• [Objective]:
Reproduce the data below line for line, with no changes.

• [Record extracts]:

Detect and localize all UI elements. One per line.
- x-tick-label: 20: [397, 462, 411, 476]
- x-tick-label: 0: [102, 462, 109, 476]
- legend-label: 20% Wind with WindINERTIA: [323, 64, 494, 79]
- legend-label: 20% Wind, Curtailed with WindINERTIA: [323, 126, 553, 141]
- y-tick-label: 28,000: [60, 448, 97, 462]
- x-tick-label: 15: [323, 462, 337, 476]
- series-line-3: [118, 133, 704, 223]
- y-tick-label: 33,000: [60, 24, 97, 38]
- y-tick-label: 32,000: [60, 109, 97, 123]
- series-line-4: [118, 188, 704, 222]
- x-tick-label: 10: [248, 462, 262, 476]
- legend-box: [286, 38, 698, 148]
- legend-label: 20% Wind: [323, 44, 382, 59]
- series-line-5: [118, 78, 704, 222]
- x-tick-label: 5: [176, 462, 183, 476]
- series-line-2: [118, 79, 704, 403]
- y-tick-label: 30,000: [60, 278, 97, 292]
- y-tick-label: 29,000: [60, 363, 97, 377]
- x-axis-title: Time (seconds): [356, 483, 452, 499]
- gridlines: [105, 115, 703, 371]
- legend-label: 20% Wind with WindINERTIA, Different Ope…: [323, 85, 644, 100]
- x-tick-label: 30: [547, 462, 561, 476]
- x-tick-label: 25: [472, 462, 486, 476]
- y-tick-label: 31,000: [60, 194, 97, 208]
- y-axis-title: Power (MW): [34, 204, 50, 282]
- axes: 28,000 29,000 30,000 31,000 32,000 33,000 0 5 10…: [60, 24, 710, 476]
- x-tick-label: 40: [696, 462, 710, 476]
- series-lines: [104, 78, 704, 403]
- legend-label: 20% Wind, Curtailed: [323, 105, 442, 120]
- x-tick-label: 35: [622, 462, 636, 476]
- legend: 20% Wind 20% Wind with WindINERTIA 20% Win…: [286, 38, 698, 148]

• [Correct output]:
Detect and localize all UI elements. One per line.
- x-tick-label: 20: [397, 462, 411, 476]
- x-tick-label: 0: [102, 462, 109, 476]
- legend-label: 20% Wind with WindINERTIA: [323, 64, 494, 79]
- legend-label: 20% Wind, Curtailed with WindINERTIA: [323, 126, 553, 141]
- y-tick-label: 28,000: [60, 448, 97, 462]
- x-tick-label: 15: [323, 462, 337, 476]
- series-line-3: [118, 133, 704, 223]
- y-tick-label: 33,000: [60, 24, 97, 38]
- y-tick-label: 32,000: [60, 109, 97, 123]
- series-line-4: [118, 188, 704, 222]
- x-tick-label: 10: [248, 462, 262, 476]
- legend-box: [286, 38, 698, 148]
- legend-label: 20% Wind: [323, 44, 382, 59]
- series-line-5: [118, 78, 704, 222]
- x-tick-label: 5: [176, 462, 183, 476]
- series-line-2: [118, 79, 704, 403]
- y-tick-label: 30,000: [60, 278, 97, 292]
- y-tick-label: 29,000: [60, 363, 97, 377]
- x-axis-title: Time (seconds): [356, 483, 452, 499]
- gridlines: [105, 115, 703, 371]
- legend-label: 20% Wind with WindINERTIA, Different Ope…: [323, 85, 644, 100]
- x-tick-label: 30: [547, 462, 561, 476]
- x-tick-label: 25: [472, 462, 486, 476]
- y-tick-label: 31,000: [60, 194, 97, 208]
- y-axis-title: Power (MW): [34, 204, 50, 282]
- axes: 28,000 29,000 30,000 31,000 32,000 33,000 0 5 10…: [60, 24, 710, 476]
- x-tick-label: 40: [696, 462, 710, 476]
- series-lines: [104, 78, 704, 403]
- legend-label: 20% Wind, Curtailed: [323, 105, 442, 120]
- x-tick-label: 35: [622, 462, 636, 476]
- legend: 20% Wind 20% Wind with WindINERTIA 20% Win…: [286, 38, 698, 148]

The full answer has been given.